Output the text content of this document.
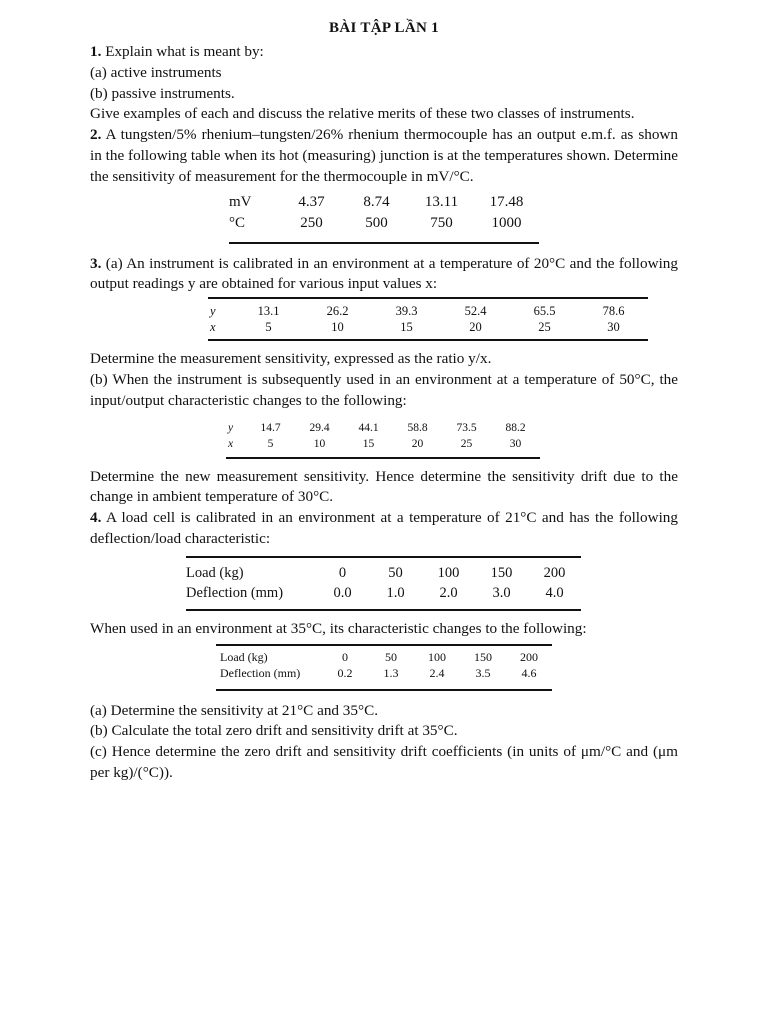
BÀI TẬP LẦN 1

1. Explain what is meant by:

(a) active instruments

(b) passive instruments.

Give examples of each and discuss the relative merits of these two classes of instruments.

2. A tungsten/5% rhenium–tungsten/26% rhenium thermocouple has an output e.m.f. as shown in the following table when its hot (measuring) junction is at the temperatures shown. Determine the sensitivity of measurement for the thermocouple in mV/°C.

mV	4.37	8.74	13.11	17.48
°C	250	500	750	1000

3. (a) An instrument is calibrated in an environment at a temperature of 20°C and the following output readings y are obtained for various input values x:

y	13.1	26.2	39.3	52.4	65.5	78.6
x	5	10	15	20	25	30

Determine the measurement sensitivity, expressed as the ratio y/x.

(b) When the instrument is subsequently used in an environment at a temperature of 50°C, the input/output characteristic changes to the following:

y	14.7	29.4	44.1	58.8	73.5	88.2
x	5	10	15	20	25	30

Determine the new measurement sensitivity. Hence determine the sensitivity drift due to the change in ambient temperature of 30°C.

4. A load cell is calibrated in an environment at a temperature of 21°C and has the following deflection/load characteristic:

Load (kg)	0	50	100	150	200
Deflection (mm)	0.0	1.0	2.0	3.0	4.0

When used in an environment at 35°C, its characteristic changes to the following:

Load (kg)	0	50	100	150	200
Deflection (mm)	0.2	1.3	2.4	3.5	4.6

(a) Determine the sensitivity at 21°C and 35°C.

(b) Calculate the total zero drift and sensitivity drift at 35°C.

(c) Hence determine the zero drift and sensitivity drift coefficients (in units of μm/°C and (μm per kg)/(°C)).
* * * * *
The task -> Copy every record above exactly, leaving out the pictures.

Answer to the exercise ->
Output the text content of this document.
BÀI TẬP LẦN 1

1. Explain what is meant by:

(a) active instruments

(b) passive instruments.

Give examples of each and discuss the relative merits of these two classes of instruments.

2. A tungsten/5% rhenium–tungsten/26% rhenium thermocouple has an output e.m.f. as shown in the following table when its hot (measuring) junction is at the temperatures shown. Determine the sensitivity of measurement for the thermocouple in mV/°C.

mV	4.37	8.74	13.11	17.48
°C	250	500	750	1000

3. (a) An instrument is calibrated in an environment at a temperature of 20°C and the following output readings y are obtained for various input values x:

y	13.1	26.2	39.3	52.4	65.5	78.6
x	5	10	15	20	25	30

Determine the measurement sensitivity, expressed as the ratio y/x.

(b) When the instrument is subsequently used in an environment at a temperature of 50°C, the input/output characteristic changes to the following:

y	14.7	29.4	44.1	58.8	73.5	88.2
x	5	10	15	20	25	30

Determine the new measurement sensitivity. Hence determine the sensitivity drift due to the change in ambient temperature of 30°C.

4. A load cell is calibrated in an environment at a temperature of 21°C and has the following deflection/load characteristic:

Load (kg)	0	50	100	150	200
Deflection (mm)	0.0	1.0	2.0	3.0	4.0

When used in an environment at 35°C, its characteristic changes to the following:

Load (kg)	0	50	100	150	200
Deflection (mm)	0.2	1.3	2.4	3.5	4.6

(a) Determine the sensitivity at 21°C and 35°C.

(b) Calculate the total zero drift and sensitivity drift at 35°C.

(c) Hence determine the zero drift and sensitivity drift coefficients (in units of μm/°C and (μm per kg)/(°C)).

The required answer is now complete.